— START Supplied data —
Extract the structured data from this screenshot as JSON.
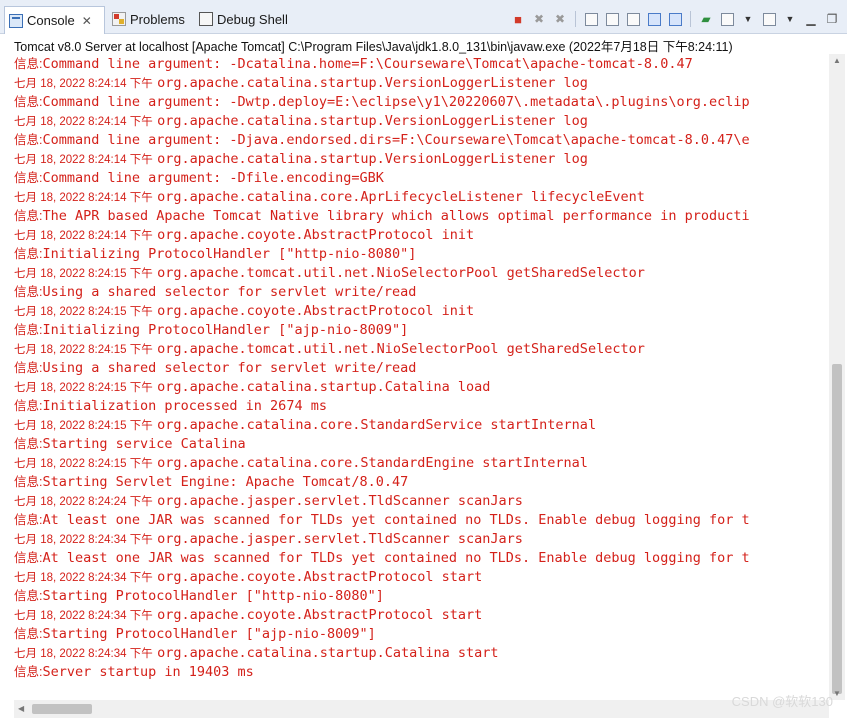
{
  "tabs": [
    {
      "label": "Console",
      "icon": "console-icon"
    },
    {
      "label": "Problems",
      "icon": "problems-icon"
    },
    {
      "label": "Debug Shell",
      "icon": "debug-shell-icon"
    }
  ],
  "process_title": "Tomcat v8.0 Server at localhost [Apache Tomcat] C:\\Program Files\\Java\\jdk1.8.0_131\\bin\\javaw.exe (2022年7月18日 下午8:24:11)",
  "colors": {
    "log_text": "#d4211a",
    "tab_bg": "#e8eef7"
  },
  "log_lines": [
    {
      "kind": "msg",
      "level": "信息:",
      "text": "Command line argument: -Dcatalina.home=F:\\Courseware\\Tomcat\\apache-tomcat-8.0.47"
    },
    {
      "kind": "ts",
      "time": "七月 18, 2022 8:24:14 下午",
      "text": "org.apache.catalina.startup.VersionLoggerListener log"
    },
    {
      "kind": "msg",
      "level": "信息:",
      "text": "Command line argument: -Dwtp.deploy=E:\\eclipse\\y1\\20220607\\.metadata\\.plugins\\org.eclip"
    },
    {
      "kind": "ts",
      "time": "七月 18, 2022 8:24:14 下午",
      "text": "org.apache.catalina.startup.VersionLoggerListener log"
    },
    {
      "kind": "msg",
      "level": "信息:",
      "text": "Command line argument: -Djava.endorsed.dirs=F:\\Courseware\\Tomcat\\apache-tomcat-8.0.47\\e"
    },
    {
      "kind": "ts",
      "time": "七月 18, 2022 8:24:14 下午",
      "text": "org.apache.catalina.startup.VersionLoggerListener log"
    },
    {
      "kind": "msg",
      "level": "信息:",
      "text": "Command line argument: -Dfile.encoding=GBK"
    },
    {
      "kind": "ts",
      "time": "七月 18, 2022 8:24:14 下午",
      "text": "org.apache.catalina.core.AprLifecycleListener lifecycleEvent"
    },
    {
      "kind": "msg",
      "level": "信息:",
      "text": "The APR based Apache Tomcat Native library which allows optimal performance in producti"
    },
    {
      "kind": "ts",
      "time": "七月 18, 2022 8:24:14 下午",
      "text": "org.apache.coyote.AbstractProtocol init"
    },
    {
      "kind": "msg",
      "level": "信息:",
      "text": "Initializing ProtocolHandler [\"http-nio-8080\"]"
    },
    {
      "kind": "ts",
      "time": "七月 18, 2022 8:24:15 下午",
      "text": "org.apache.tomcat.util.net.NioSelectorPool getSharedSelector"
    },
    {
      "kind": "msg",
      "level": "信息:",
      "text": "Using a shared selector for servlet write/read"
    },
    {
      "kind": "ts",
      "time": "七月 18, 2022 8:24:15 下午",
      "text": "org.apache.coyote.AbstractProtocol init"
    },
    {
      "kind": "msg",
      "level": "信息:",
      "text": "Initializing ProtocolHandler [\"ajp-nio-8009\"]"
    },
    {
      "kind": "ts",
      "time": "七月 18, 2022 8:24:15 下午",
      "text": "org.apache.tomcat.util.net.NioSelectorPool getSharedSelector"
    },
    {
      "kind": "msg",
      "level": "信息:",
      "text": "Using a shared selector for servlet write/read"
    },
    {
      "kind": "ts",
      "time": "七月 18, 2022 8:24:15 下午",
      "text": "org.apache.catalina.startup.Catalina load"
    },
    {
      "kind": "msg",
      "level": "信息:",
      "text": "Initialization processed in 2674 ms"
    },
    {
      "kind": "ts",
      "time": "七月 18, 2022 8:24:15 下午",
      "text": "org.apache.catalina.core.StandardService startInternal"
    },
    {
      "kind": "msg",
      "level": "信息:",
      "text": "Starting service Catalina"
    },
    {
      "kind": "ts",
      "time": "七月 18, 2022 8:24:15 下午",
      "text": "org.apache.catalina.core.StandardEngine startInternal"
    },
    {
      "kind": "msg",
      "level": "信息:",
      "text": "Starting Servlet Engine: Apache Tomcat/8.0.47"
    },
    {
      "kind": "ts",
      "time": "七月 18, 2022 8:24:24 下午",
      "text": "org.apache.jasper.servlet.TldScanner scanJars"
    },
    {
      "kind": "msg",
      "level": "信息:",
      "text": "At least one JAR was scanned for TLDs yet contained no TLDs. Enable debug logging for t"
    },
    {
      "kind": "ts",
      "time": "七月 18, 2022 8:24:34 下午",
      "text": "org.apache.jasper.servlet.TldScanner scanJars"
    },
    {
      "kind": "msg",
      "level": "信息:",
      "text": "At least one JAR was scanned for TLDs yet contained no TLDs. Enable debug logging for t"
    },
    {
      "kind": "ts",
      "time": "七月 18, 2022 8:24:34 下午",
      "text": "org.apache.coyote.AbstractProtocol start"
    },
    {
      "kind": "msg",
      "level": "信息:",
      "text": "Starting ProtocolHandler [\"http-nio-8080\"]"
    },
    {
      "kind": "ts",
      "time": "七月 18, 2022 8:24:34 下午",
      "text": "org.apache.coyote.AbstractProtocol start"
    },
    {
      "kind": "msg",
      "level": "信息:",
      "text": "Starting ProtocolHandler [\"ajp-nio-8009\"]"
    },
    {
      "kind": "ts",
      "time": "七月 18, 2022 8:24:34 下午",
      "text": "org.apache.catalina.startup.Catalina start"
    },
    {
      "kind": "msg",
      "level": "信息:",
      "text": "Server startup in 19403 ms"
    }
  ],
  "watermark": "CSDN @软软130"
}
— END Supplied data —
Problem requirements: Gather, from the listing above, every line carrying the word "Server".

The reply:
  "process_title": "Tomcat v8.0 Server at localhost [Apache Tomcat] C:\\Program Files\\Java\\jdk1.8.0_131\\bin\\javaw.exe (2022年7月18日 下午8:24:11)",
      "text": "Server startup in 19403 ms"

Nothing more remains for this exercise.